# Records to process
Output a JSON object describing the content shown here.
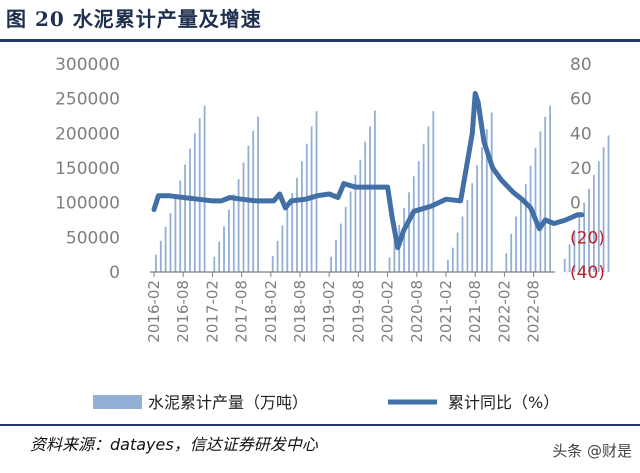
{
  "figure": {
    "title": "图  20  水泥累计产量及增速",
    "source": "资料来源：datayes，信达证券研发中心",
    "watermark": "头条 @财是"
  },
  "colors": {
    "bar": "#94afd6",
    "line": "#416fa6",
    "negative_tick": "#c0202a",
    "tick": "#7f7f7f",
    "rule": "#25386b"
  },
  "chart_data": {
    "type": "bar+line",
    "x_labels": [
      "2016-02",
      "2016-08",
      "2017-02",
      "2017-08",
      "2018-02",
      "2018-08",
      "2019-02",
      "2019-08",
      "2020-02",
      "2020-08",
      "2021-02",
      "2021-08",
      "2022-02",
      "2022-08"
    ],
    "left_axis": {
      "ticks": [
        "300000",
        "250000",
        "200000",
        "150000",
        "100000",
        "50000",
        "0"
      ],
      "min": 0,
      "max": 300000
    },
    "right_axis": {
      "ticks": [
        "80",
        "60",
        "40",
        "20",
        "0",
        "(20)",
        "(40)"
      ],
      "min": -40,
      "max": 80
    },
    "series": [
      {
        "name": "水泥累计产量（万吨）",
        "kind": "bar",
        "axis": "left",
        "values": [
          [
            25000,
            45000,
            65000,
            85000,
            108000,
            132000,
            155000,
            178000,
            200000,
            222000,
            240000
          ],
          [
            22000,
            44000,
            66000,
            90000,
            112000,
            134000,
            158000,
            182000,
            204000,
            224000
          ],
          [
            23000,
            45000,
            67000,
            91000,
            114000,
            136000,
            160000,
            185000,
            210000,
            232000
          ],
          [
            22000,
            46000,
            70000,
            94000,
            116000,
            140000,
            162000,
            188000,
            210000,
            233000
          ],
          [
            21000,
            45000,
            68000,
            92000,
            115000,
            138000,
            160000,
            185000,
            210000,
            232000
          ],
          [
            17000,
            35000,
            57000,
            80000,
            104000,
            128000,
            154000,
            180000,
            206000,
            230000
          ],
          [
            27000,
            55000,
            80000,
            104000,
            127000,
            153000,
            179000,
            203000,
            224000,
            240000
          ],
          [
            19000,
            40000,
            60000,
            80000,
            100000,
            120000,
            140000,
            160000,
            180000,
            197000
          ]
        ]
      },
      {
        "name": "累计同比（%）",
        "kind": "line",
        "axis": "right",
        "points": [
          [
            0,
            -4
          ],
          [
            0.15,
            4
          ],
          [
            0.5,
            4
          ],
          [
            1.0,
            3
          ],
          [
            1.5,
            2
          ],
          [
            2.0,
            1
          ],
          [
            2.3,
            1
          ],
          [
            2.6,
            3
          ],
          [
            3.0,
            2
          ],
          [
            3.5,
            1
          ],
          [
            4.1,
            1
          ],
          [
            4.3,
            5
          ],
          [
            4.5,
            -3
          ],
          [
            4.7,
            1
          ],
          [
            5.2,
            2
          ],
          [
            5.6,
            4
          ],
          [
            6.0,
            5
          ],
          [
            6.3,
            3
          ],
          [
            6.5,
            11
          ],
          [
            6.9,
            9
          ],
          [
            7.4,
            9
          ],
          [
            8.0,
            9
          ],
          [
            8.15,
            -8
          ],
          [
            8.35,
            -26
          ],
          [
            8.55,
            -16
          ],
          [
            8.9,
            -5
          ],
          [
            9.5,
            -2
          ],
          [
            10.0,
            2
          ],
          [
            10.5,
            1
          ],
          [
            10.9,
            40
          ],
          [
            11.0,
            63
          ],
          [
            11.1,
            58
          ],
          [
            11.3,
            35
          ],
          [
            11.6,
            20
          ],
          [
            11.9,
            13
          ],
          [
            12.3,
            6
          ],
          [
            12.6,
            2
          ],
          [
            12.9,
            -3
          ],
          [
            13.2,
            -15
          ],
          [
            13.4,
            -10
          ],
          [
            13.7,
            -12
          ],
          [
            14.1,
            -10
          ],
          [
            14.5,
            -7
          ],
          [
            14.65,
            -7
          ]
        ]
      }
    ],
    "legend": {
      "position": "bottom",
      "items": [
        {
          "label": "水泥累计产量（万吨）",
          "symbol": "bar"
        },
        {
          "label": "累计同比（%）",
          "symbol": "line"
        }
      ]
    }
  }
}
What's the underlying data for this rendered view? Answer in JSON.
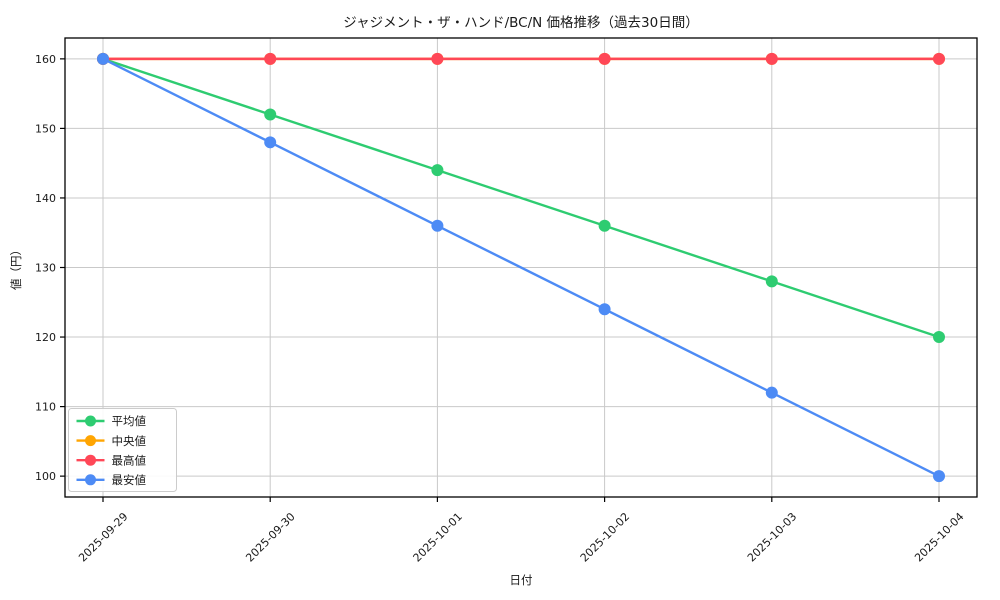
{
  "figure": {
    "background": "#ffffff"
  },
  "chart_data": {
    "type": "line",
    "title": "ジャジメント・ザ・ハンド/BC/N 価格推移（過去30日間）",
    "xlabel": "日付",
    "ylabel": "値（円）",
    "categories": [
      "2025-09-29",
      "2025-09-30",
      "2025-10-01",
      "2025-10-02",
      "2025-10-03",
      "2025-10-04"
    ],
    "series": [
      {
        "name": "平均値",
        "color": "#2ecc71",
        "values": [
          160,
          152,
          144,
          136,
          128,
          120
        ]
      },
      {
        "name": "中央値",
        "color": "#ffa502",
        "values": [
          160,
          160,
          160,
          160,
          160,
          160
        ]
      },
      {
        "name": "最高値",
        "color": "#ff4757",
        "values": [
          160,
          160,
          160,
          160,
          160,
          160
        ]
      },
      {
        "name": "最安値",
        "color": "#4d8bf5",
        "values": [
          160,
          148,
          136,
          124,
          112,
          100
        ]
      }
    ],
    "yticks": [
      100,
      110,
      120,
      130,
      140,
      150,
      160
    ],
    "ylim": [
      97,
      163
    ],
    "grid": true,
    "grid_color": "#c9c9c9",
    "axis_color": "#000000",
    "legend_position": "lower left",
    "legend_border_color": "#cccccc"
  }
}
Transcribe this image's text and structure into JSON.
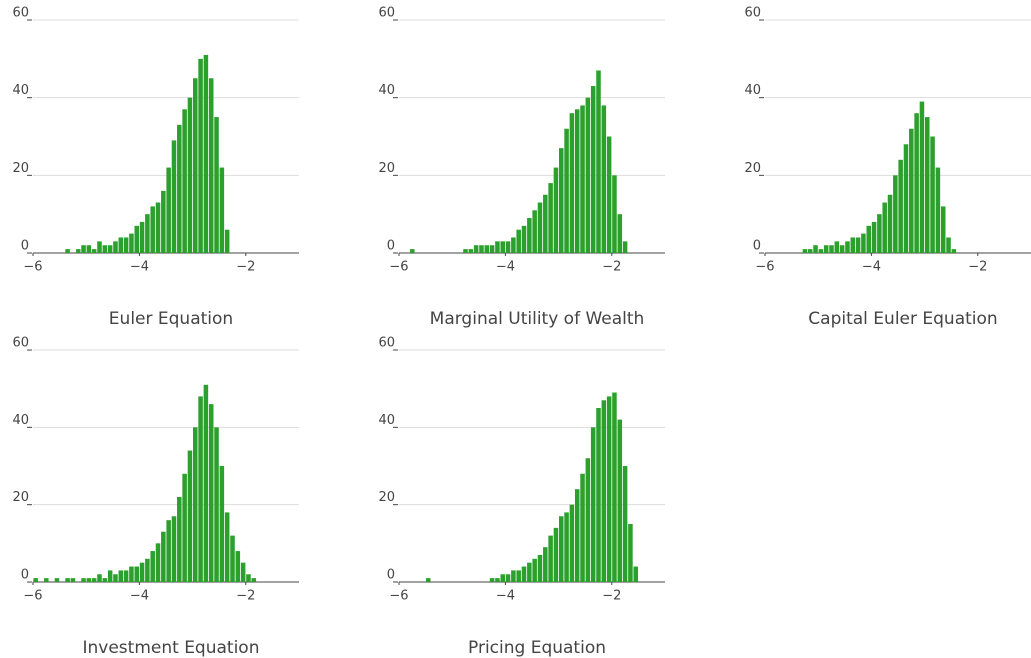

# Job
State the count of lines in the data holding the word "this", adding nothing to it.

# In response
2